Aim of the task: Report back each line of the records that contains the string "ylabel".

:: Data section

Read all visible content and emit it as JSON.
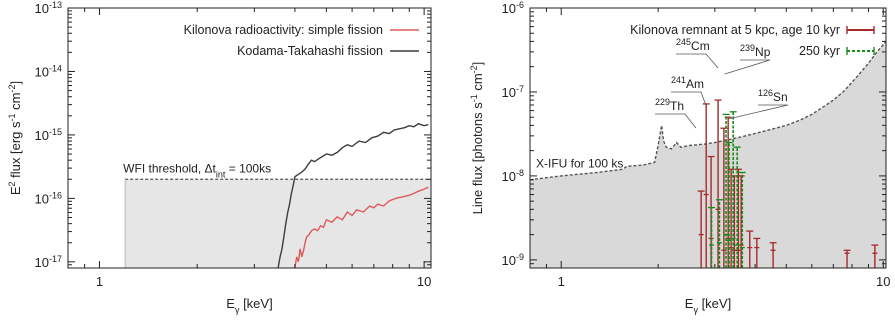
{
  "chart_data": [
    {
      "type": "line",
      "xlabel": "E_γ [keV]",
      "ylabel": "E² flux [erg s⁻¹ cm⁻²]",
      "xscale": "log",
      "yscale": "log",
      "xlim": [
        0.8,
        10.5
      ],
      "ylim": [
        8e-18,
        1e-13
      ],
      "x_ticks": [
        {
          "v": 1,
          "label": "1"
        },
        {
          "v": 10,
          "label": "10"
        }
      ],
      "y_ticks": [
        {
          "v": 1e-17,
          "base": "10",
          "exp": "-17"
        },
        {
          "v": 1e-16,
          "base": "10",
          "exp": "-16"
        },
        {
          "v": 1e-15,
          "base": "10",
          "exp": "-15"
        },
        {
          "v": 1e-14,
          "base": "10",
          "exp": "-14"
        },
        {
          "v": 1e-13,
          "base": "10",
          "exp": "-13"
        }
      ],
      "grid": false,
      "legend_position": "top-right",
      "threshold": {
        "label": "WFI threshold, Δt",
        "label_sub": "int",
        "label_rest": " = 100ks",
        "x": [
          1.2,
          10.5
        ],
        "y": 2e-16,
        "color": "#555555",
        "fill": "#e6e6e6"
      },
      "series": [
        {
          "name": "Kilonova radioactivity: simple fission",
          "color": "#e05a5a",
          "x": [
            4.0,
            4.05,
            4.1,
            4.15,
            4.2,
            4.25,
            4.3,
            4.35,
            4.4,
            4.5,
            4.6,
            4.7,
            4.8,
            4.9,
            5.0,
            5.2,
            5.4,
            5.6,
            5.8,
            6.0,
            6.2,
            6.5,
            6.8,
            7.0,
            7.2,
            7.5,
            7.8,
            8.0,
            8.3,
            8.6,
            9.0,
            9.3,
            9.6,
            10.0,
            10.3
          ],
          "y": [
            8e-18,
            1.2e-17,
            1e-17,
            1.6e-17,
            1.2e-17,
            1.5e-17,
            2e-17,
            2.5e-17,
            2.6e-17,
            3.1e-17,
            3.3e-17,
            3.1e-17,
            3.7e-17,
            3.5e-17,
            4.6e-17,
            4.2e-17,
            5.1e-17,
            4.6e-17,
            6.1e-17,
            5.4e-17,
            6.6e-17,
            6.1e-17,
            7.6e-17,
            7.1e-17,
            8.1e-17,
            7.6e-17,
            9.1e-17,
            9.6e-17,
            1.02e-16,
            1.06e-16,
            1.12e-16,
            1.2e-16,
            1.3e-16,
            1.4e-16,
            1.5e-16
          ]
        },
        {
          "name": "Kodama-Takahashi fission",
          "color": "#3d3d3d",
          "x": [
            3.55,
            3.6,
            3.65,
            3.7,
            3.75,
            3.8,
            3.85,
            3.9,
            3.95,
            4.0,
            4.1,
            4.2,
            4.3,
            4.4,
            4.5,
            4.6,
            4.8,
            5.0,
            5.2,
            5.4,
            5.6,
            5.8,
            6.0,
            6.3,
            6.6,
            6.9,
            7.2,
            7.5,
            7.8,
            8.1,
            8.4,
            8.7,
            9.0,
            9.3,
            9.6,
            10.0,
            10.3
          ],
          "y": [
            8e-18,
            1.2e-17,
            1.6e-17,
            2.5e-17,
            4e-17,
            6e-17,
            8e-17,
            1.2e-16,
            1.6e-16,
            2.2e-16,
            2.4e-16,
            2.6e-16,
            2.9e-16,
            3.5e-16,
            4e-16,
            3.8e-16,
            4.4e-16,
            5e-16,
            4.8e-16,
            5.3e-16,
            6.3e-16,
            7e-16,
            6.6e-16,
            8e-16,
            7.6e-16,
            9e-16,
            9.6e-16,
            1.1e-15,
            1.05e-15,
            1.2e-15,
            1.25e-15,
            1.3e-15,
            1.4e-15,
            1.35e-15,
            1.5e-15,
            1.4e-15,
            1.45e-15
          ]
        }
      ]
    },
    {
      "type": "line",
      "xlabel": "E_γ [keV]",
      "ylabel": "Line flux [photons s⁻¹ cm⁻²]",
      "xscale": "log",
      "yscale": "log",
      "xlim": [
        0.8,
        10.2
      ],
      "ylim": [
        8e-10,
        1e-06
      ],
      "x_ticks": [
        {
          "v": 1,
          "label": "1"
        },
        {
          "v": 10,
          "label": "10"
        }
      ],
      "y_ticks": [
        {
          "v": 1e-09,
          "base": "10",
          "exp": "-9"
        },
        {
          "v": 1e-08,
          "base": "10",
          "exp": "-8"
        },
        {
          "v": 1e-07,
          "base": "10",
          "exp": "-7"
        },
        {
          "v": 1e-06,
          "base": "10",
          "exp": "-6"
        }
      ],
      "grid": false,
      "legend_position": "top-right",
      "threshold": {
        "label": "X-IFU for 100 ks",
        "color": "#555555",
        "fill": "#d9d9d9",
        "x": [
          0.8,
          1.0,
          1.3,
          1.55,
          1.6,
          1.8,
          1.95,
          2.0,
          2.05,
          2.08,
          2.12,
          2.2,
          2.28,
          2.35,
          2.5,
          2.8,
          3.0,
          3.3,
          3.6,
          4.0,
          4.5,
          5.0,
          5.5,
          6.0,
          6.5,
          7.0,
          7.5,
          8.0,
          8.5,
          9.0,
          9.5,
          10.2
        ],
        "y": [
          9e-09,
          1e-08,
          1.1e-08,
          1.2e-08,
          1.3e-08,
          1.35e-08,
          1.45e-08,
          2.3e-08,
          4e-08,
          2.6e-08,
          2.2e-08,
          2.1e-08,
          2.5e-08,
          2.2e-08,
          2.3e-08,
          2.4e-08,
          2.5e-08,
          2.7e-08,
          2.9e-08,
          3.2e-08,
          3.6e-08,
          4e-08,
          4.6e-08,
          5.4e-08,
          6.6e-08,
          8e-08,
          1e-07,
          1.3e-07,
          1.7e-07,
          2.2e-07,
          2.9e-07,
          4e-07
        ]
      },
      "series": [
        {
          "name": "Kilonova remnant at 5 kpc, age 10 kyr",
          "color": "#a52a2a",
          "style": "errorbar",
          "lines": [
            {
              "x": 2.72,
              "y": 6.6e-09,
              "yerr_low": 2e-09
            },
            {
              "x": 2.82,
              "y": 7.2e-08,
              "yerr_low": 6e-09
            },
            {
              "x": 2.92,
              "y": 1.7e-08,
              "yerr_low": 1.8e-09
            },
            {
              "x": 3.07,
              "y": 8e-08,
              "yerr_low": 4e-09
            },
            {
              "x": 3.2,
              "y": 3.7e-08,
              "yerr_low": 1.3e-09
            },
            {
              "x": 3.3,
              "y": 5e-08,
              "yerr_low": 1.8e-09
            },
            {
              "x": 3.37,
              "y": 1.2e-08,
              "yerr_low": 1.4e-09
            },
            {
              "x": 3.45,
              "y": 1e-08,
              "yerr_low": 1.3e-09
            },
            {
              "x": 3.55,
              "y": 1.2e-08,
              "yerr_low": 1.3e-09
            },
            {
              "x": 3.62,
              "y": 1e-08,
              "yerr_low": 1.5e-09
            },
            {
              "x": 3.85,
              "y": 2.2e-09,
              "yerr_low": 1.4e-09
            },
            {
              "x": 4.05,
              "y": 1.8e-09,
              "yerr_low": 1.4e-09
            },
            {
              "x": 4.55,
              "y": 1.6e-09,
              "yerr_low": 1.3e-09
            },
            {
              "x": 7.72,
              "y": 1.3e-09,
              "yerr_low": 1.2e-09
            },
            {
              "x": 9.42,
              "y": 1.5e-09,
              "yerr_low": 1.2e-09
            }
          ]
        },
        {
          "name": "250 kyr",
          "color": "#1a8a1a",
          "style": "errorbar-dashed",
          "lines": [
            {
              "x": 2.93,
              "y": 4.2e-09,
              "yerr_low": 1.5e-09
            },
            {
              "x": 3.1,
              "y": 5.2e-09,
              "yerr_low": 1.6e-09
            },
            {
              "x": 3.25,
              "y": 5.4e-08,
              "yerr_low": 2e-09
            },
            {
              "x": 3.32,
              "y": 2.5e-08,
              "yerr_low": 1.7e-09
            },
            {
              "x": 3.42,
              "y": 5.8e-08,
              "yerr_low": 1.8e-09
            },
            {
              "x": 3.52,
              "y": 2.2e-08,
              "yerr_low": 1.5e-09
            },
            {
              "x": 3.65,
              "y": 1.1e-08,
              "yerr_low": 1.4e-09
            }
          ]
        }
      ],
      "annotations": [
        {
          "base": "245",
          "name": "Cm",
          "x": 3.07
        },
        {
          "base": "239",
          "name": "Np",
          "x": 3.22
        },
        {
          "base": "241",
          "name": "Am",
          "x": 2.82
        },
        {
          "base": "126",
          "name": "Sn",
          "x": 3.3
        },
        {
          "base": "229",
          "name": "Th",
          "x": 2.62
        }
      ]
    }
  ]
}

::::

Exercise solution:
      "ylabel": "E² flux [erg s⁻¹ cm⁻²]",
      "ylabel": "Line flux [photons s⁻¹ cm⁻²]",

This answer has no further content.